## YOUR OBJECTIVE
Copy out all the lines in the records that include the word "this".

## ITEMS
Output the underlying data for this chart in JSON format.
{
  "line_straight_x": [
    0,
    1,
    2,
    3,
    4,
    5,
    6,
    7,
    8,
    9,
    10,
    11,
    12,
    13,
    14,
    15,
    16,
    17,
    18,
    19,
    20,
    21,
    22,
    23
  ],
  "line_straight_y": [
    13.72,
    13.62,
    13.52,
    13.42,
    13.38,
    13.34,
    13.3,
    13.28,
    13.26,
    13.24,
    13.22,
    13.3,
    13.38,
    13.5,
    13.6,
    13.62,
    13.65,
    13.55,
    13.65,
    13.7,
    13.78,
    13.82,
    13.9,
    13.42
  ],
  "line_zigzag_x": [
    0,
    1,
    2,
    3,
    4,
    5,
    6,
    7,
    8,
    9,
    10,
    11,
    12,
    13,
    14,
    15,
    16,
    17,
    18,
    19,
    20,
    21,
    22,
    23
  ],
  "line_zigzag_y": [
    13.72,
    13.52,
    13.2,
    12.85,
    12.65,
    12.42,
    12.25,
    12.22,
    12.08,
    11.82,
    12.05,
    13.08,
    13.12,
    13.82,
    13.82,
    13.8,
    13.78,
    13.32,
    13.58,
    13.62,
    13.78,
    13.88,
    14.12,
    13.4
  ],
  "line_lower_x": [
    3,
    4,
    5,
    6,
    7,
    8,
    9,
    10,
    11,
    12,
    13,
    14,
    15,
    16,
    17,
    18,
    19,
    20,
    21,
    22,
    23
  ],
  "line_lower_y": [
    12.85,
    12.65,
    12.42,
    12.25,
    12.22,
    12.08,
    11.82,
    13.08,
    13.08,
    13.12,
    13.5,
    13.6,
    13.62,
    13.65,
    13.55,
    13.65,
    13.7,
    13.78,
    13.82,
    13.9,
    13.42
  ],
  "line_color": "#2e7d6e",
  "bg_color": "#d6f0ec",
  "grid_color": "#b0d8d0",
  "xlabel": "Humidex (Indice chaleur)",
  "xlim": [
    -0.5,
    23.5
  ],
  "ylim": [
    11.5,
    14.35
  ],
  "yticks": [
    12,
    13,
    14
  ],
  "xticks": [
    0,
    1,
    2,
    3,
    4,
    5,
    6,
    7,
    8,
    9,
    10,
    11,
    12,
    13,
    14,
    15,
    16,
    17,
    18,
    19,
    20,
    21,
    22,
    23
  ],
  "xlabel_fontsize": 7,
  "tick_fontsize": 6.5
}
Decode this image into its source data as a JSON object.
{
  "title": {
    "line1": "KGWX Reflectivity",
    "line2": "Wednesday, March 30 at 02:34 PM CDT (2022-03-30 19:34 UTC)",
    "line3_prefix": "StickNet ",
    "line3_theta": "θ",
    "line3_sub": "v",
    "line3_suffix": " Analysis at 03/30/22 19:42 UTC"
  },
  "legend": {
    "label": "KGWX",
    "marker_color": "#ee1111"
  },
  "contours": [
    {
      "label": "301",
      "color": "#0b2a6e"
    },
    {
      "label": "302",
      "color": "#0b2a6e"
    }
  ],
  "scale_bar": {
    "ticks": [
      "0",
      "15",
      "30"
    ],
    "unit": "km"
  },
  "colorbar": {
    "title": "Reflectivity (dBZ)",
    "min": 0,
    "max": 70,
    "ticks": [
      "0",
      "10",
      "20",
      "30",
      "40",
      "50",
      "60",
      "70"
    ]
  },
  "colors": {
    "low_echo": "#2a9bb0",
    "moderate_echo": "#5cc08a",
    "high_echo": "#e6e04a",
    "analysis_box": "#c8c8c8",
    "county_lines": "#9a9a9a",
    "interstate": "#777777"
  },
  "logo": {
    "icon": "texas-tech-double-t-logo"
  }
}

## RESULT BELOW
Output the underlying data for this chart in JSON format.
Decode this image into its source data as a JSON object.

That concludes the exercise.